- _PROBLEM DETAILS_
Transcribe the records that follow. Keep every word exactly, and drop the pictures.

- _MATERIAL FOR THIS TASK_
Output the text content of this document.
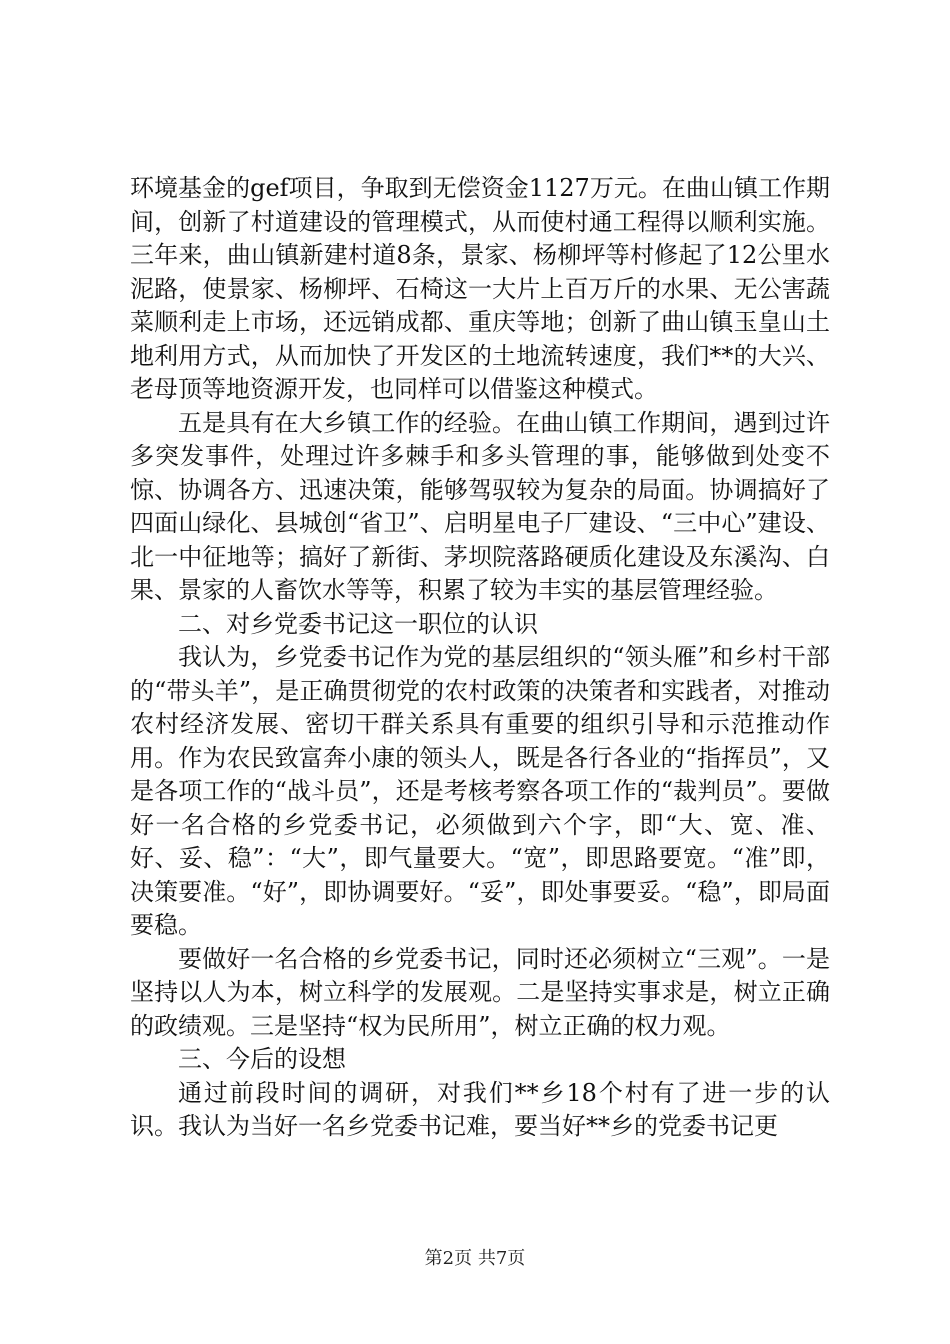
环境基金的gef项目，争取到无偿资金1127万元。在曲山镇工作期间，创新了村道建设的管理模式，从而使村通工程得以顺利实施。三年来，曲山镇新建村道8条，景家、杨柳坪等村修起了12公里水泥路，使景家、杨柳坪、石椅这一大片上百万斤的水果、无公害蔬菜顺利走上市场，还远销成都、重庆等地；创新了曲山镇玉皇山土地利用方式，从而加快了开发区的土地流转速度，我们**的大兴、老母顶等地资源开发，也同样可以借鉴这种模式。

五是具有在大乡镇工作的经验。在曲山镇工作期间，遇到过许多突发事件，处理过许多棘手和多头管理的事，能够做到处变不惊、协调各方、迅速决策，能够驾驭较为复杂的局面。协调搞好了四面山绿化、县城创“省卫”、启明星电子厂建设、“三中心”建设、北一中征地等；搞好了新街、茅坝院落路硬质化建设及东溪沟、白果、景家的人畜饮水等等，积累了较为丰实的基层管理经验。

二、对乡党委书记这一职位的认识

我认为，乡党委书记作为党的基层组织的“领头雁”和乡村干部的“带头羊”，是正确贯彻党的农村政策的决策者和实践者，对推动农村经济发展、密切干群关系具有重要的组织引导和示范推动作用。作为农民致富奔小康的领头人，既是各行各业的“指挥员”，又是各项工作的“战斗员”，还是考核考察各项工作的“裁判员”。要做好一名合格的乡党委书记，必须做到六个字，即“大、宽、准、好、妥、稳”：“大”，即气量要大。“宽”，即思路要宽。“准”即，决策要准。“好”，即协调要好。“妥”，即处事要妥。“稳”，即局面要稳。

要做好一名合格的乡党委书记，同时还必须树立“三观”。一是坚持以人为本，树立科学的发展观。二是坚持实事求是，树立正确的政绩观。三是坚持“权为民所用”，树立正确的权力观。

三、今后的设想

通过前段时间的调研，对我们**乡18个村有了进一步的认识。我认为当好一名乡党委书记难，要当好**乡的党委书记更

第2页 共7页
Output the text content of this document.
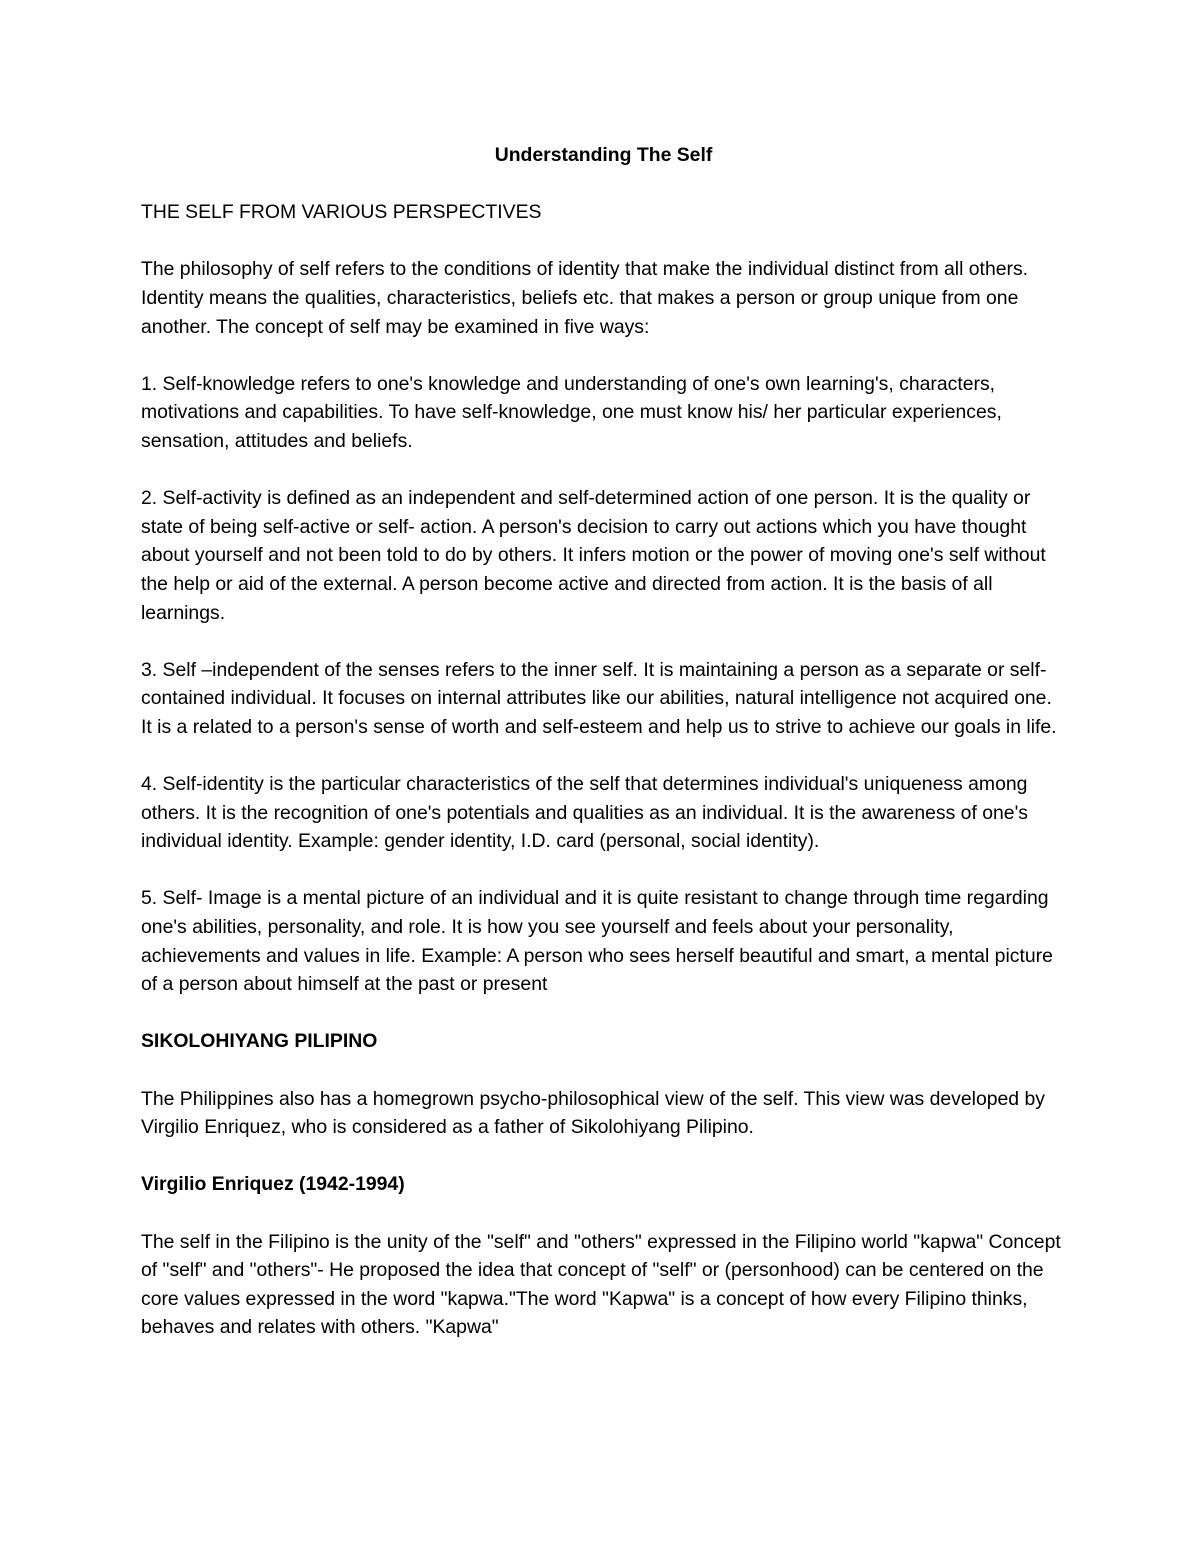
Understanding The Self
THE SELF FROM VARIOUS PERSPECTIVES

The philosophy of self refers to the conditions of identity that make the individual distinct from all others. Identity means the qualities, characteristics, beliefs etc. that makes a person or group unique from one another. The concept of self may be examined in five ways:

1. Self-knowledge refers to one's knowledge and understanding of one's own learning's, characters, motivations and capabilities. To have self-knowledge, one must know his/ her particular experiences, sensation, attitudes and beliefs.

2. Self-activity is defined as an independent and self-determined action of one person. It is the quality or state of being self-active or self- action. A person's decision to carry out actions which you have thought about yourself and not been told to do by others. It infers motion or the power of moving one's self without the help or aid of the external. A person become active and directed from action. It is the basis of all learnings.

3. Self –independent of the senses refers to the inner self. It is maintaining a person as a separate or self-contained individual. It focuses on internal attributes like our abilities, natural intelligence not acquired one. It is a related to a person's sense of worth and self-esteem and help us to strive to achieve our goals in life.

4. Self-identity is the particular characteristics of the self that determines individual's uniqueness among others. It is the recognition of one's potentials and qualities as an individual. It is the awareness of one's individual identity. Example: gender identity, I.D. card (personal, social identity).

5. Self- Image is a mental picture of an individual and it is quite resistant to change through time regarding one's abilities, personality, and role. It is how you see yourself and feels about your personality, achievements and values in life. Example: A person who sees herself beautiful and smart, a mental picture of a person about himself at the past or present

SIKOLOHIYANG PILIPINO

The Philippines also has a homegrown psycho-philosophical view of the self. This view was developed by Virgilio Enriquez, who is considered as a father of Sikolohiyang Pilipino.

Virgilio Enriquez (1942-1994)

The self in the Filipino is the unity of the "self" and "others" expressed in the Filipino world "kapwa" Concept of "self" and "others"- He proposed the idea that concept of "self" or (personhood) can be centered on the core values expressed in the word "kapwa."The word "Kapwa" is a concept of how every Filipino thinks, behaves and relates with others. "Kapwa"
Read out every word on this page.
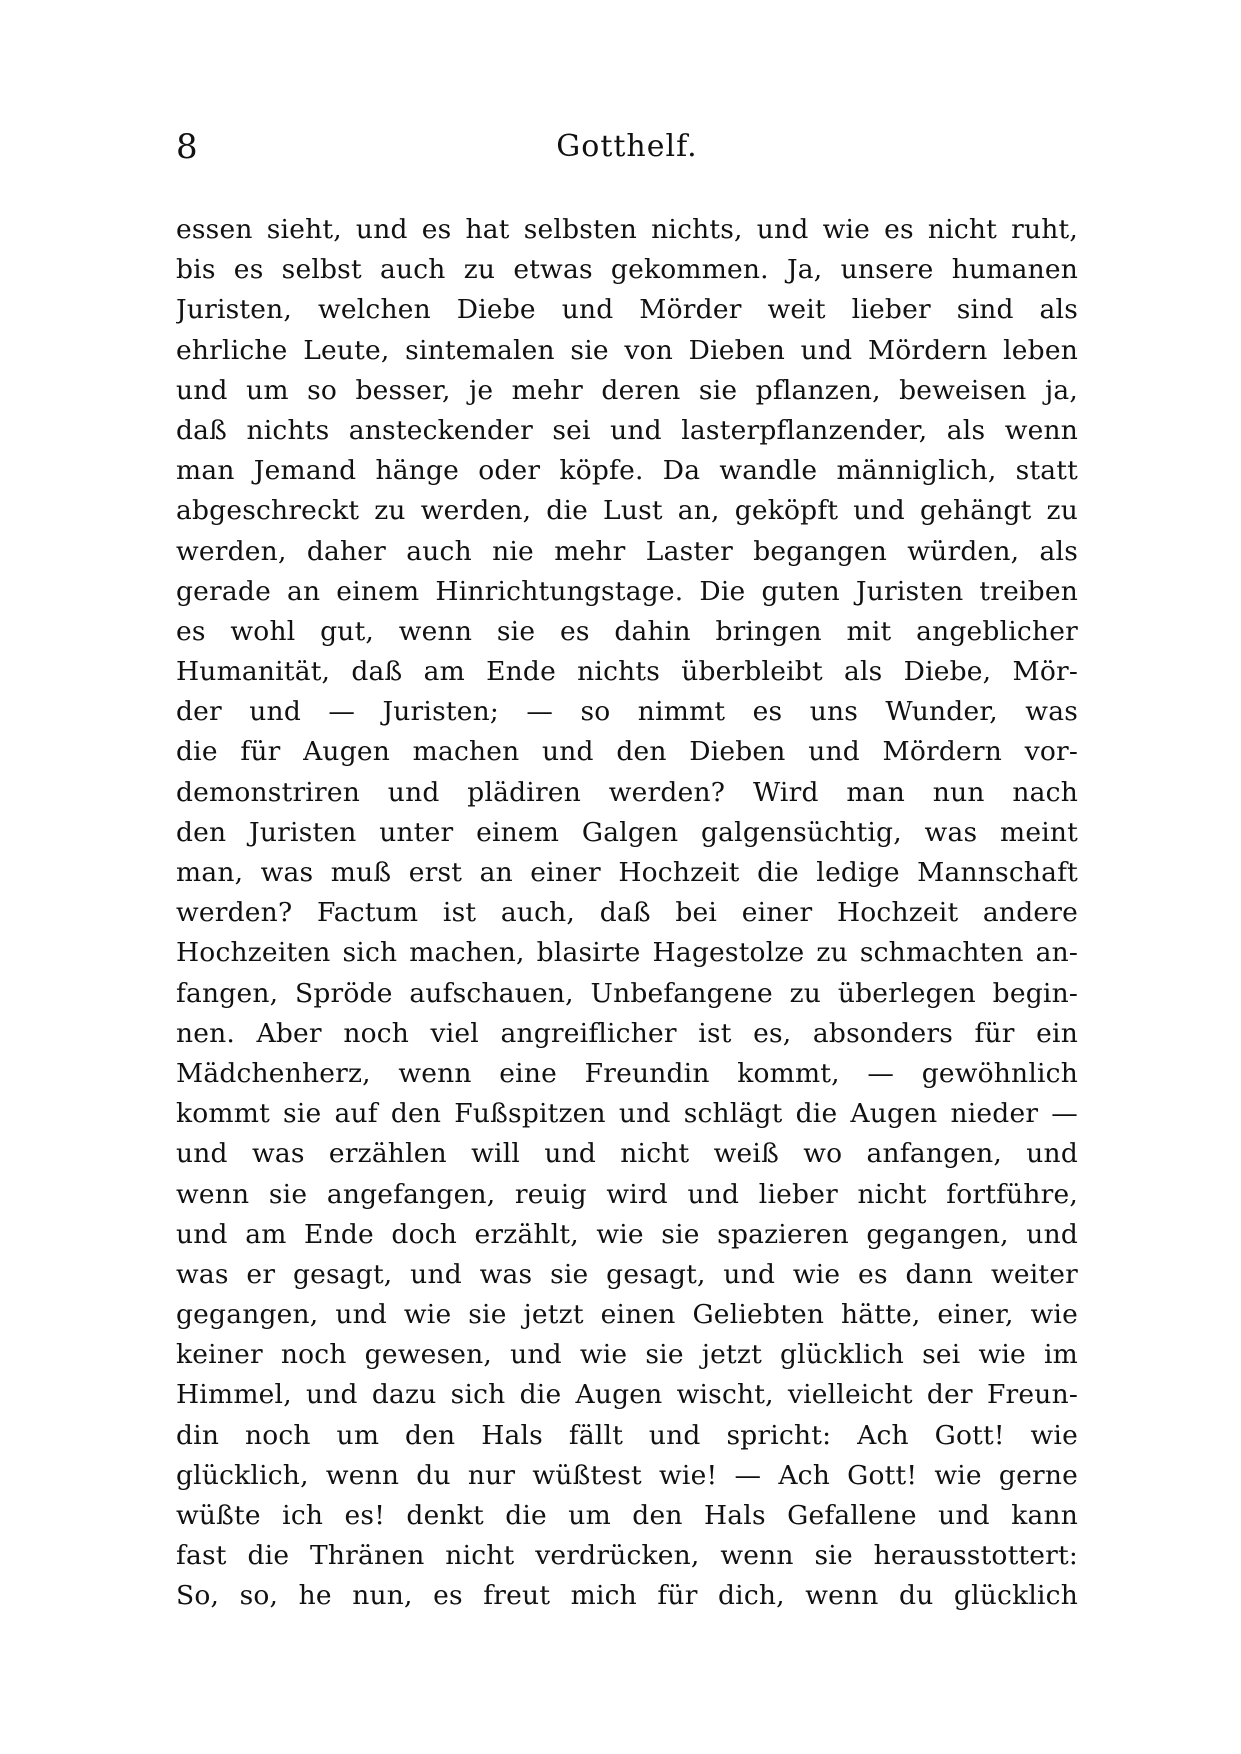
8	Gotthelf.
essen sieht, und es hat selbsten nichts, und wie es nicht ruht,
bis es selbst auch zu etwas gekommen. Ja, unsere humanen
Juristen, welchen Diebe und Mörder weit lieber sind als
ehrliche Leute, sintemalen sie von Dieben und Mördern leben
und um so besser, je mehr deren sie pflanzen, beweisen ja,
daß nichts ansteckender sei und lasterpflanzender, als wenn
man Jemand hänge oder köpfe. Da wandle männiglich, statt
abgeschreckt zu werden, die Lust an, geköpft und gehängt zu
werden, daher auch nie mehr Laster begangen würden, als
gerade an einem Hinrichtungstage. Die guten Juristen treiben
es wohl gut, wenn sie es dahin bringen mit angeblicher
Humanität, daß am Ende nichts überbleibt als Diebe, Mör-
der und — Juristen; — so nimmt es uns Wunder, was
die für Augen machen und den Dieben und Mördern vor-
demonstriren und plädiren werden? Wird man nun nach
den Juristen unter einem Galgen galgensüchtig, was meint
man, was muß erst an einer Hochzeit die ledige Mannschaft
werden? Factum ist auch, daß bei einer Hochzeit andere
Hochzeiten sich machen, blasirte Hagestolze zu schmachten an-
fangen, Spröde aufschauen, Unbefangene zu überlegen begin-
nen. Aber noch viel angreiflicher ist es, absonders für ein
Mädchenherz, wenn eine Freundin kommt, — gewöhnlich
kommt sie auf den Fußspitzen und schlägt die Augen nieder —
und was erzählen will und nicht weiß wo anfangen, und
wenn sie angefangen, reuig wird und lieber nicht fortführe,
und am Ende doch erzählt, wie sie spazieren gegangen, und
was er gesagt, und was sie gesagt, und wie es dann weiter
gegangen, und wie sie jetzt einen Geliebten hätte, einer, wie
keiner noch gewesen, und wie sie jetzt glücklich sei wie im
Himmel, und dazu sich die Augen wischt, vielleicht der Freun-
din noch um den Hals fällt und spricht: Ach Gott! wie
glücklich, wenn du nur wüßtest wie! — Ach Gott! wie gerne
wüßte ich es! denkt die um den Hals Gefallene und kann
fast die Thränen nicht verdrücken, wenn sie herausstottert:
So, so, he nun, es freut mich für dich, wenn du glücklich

- _RESPONSE TO THIS TASK_
Output the text content of this document.
环境基金的gef项目，争取到无偿资金1127万元。在曲山镇工作期间，创新了村道建设的管理模式，从而使村通工程得以顺利实施。三年来，曲山镇新建村道8条，景家、杨柳坪等村修起了12公里水泥路，使景家、杨柳坪、石椅这一大片上百万斤的水果、无公害蔬菜顺利走上市场，还远销成都、重庆等地；创新了曲山镇玉皇山土地利用方式，从而加快了开发区的土地流转速度，我们**的大兴、老母顶等地资源开发，也同样可以借鉴这种模式。

五是具有在大乡镇工作的经验。在曲山镇工作期间，遇到过许多突发事件，处理过许多棘手和多头管理的事，能够做到处变不惊、协调各方、迅速决策，能够驾驭较为复杂的局面。协调搞好了四面山绿化、县城创“省卫”、启明星电子厂建设、“三中心”建设、北一中征地等；搞好了新街、茅坝院落路硬质化建设及东溪沟、白果、景家的人畜饮水等等，积累了较为丰实的基层管理经验。

二、对乡党委书记这一职位的认识

我认为，乡党委书记作为党的基层组织的“领头雁”和乡村干部的“带头羊”，是正确贯彻党的农村政策的决策者和实践者，对推动农村经济发展、密切干群关系具有重要的组织引导和示范推动作用。作为农民致富奔小康的领头人，既是各行各业的“指挥员”，又是各项工作的“战斗员”，还是考核考察各项工作的“裁判员”。要做好一名合格的乡党委书记，必须做到六个字，即“大、宽、准、好、妥、稳”：“大”，即气量要大。“宽”，即思路要宽。“准”即，决策要准。“好”，即协调要好。“妥”，即处事要妥。“稳”，即局面要稳。

要做好一名合格的乡党委书记，同时还必须树立“三观”。一是坚持以人为本，树立科学的发展观。二是坚持实事求是，树立正确的政绩观。三是坚持“权为民所用”，树立正确的权力观。

三、今后的设想

通过前段时间的调研，对我们**乡18个村有了进一步的认识。我认为当好一名乡党委书记难，要当好**乡的党委书记更

第2页 共7页
Output the text content of this document.
Understanding The Self
THE SELF FROM VARIOUS PERSPECTIVES

The philosophy of self refers to the conditions of identity that make the individual distinct from all others. Identity means the qualities, characteristics, beliefs etc. that makes a person or group unique from one another. The concept of self may be examined in five ways:

1. Self-knowledge refers to one's knowledge and understanding of one's own learning's, characters, motivations and capabilities. To have self-knowledge, one must know his/ her particular experiences, sensation, attitudes and beliefs.

2. Self-activity is defined as an independent and self-determined action of one person. It is the quality or state of being self-active or self- action. A person's decision to carry out actions which you have thought about yourself and not been told to do by others. It infers motion or the power of moving one's self without the help or aid of the external. A person become active and directed from action. It is the basis of all learnings.

3. Self –independent of the senses refers to the inner self. It is maintaining a person as a separate or self-contained individual. It focuses on internal attributes like our abilities, natural intelligence not acquired one. It is a related to a person's sense of worth and self-esteem and help us to strive to achieve our goals in life.

4. Self-identity is the particular characteristics of the self that determines individual's uniqueness among others. It is the recognition of one's potentials and qualities as an individual. It is the awareness of one's individual identity. Example: gender identity, I.D. card (personal, social identity).

5. Self- Image is a mental picture of an individual and it is quite resistant to change through time regarding one's abilities, personality, and role. It is how you see yourself and feels about your personality, achievements and values in life. Example: A person who sees herself beautiful and smart, a mental picture of a person about himself at the past or present

SIKOLOHIYANG PILIPINO

The Philippines also has a homegrown psycho-philosophical view of the self. This view was developed by Virgilio Enriquez, who is considered as a father of Sikolohiyang Pilipino.

Virgilio Enriquez (1942-1994)

The self in the Filipino is the unity of the "self" and "others" expressed in the Filipino world "kapwa" Concept of "self" and "others"- He proposed the idea that concept of "self" or (personhood) can be centered on the core values expressed in the word "kapwa."The word "Kapwa" is a concept of how every Filipino thinks, behaves and relates with others. "Kapwa"
Read out every word on this page.
8	Gotthelf.
essen sieht, und es hat selbsten nichts, und wie es nicht ruht,
bis es selbst auch zu etwas gekommen. Ja, unsere humanen
Juristen, welchen Diebe und Mörder weit lieber sind als
ehrliche Leute, sintemalen sie von Dieben und Mördern leben
und um so besser, je mehr deren sie pflanzen, beweisen ja,
daß nichts ansteckender sei und lasterpflanzender, als wenn
man Jemand hänge oder köpfe. Da wandle männiglich, statt
abgeschreckt zu werden, die Lust an, geköpft und gehängt zu
werden, daher auch nie mehr Laster begangen würden, als
gerade an einem Hinrichtungstage. Die guten Juristen treiben
es wohl gut, wenn sie es dahin bringen mit angeblicher
Humanität, daß am Ende nichts überbleibt als Diebe, Mör-
der und — Juristen; — so nimmt es uns Wunder, was
die für Augen machen und den Dieben und Mördern vor-
demonstriren und plädiren werden? Wird man nun nach
den Juristen unter einem Galgen galgensüchtig, was meint
man, was muß erst an einer Hochzeit die ledige Mannschaft
werden? Factum ist auch, daß bei einer Hochzeit andere
Hochzeiten sich machen, blasirte Hagestolze zu schmachten an-
fangen, Spröde aufschauen, Unbefangene zu überlegen begin-
nen. Aber noch viel angreiflicher ist es, absonders für ein
Mädchenherz, wenn eine Freundin kommt, — gewöhnlich
kommt sie auf den Fußspitzen und schlägt die Augen nieder —
und was erzählen will und nicht weiß wo anfangen, und
wenn sie angefangen, reuig wird und lieber nicht fortführe,
und am Ende doch erzählt, wie sie spazieren gegangen, und
was er gesagt, und was sie gesagt, und wie es dann weiter
gegangen, und wie sie jetzt einen Geliebten hätte, einer, wie
keiner noch gewesen, und wie sie jetzt glücklich sei wie im
Himmel, und dazu sich die Augen wischt, vielleicht der Freun-
din noch um den Hals fällt und spricht: Ach Gott! wie
glücklich, wenn du nur wüßtest wie! — Ach Gott! wie gerne
wüßte ich es! denkt die um den Hals Gefallene und kann
fast die Thränen nicht verdrücken, wenn sie herausstottert:
So, so, he nun, es freut mich für dich, wenn du glücklich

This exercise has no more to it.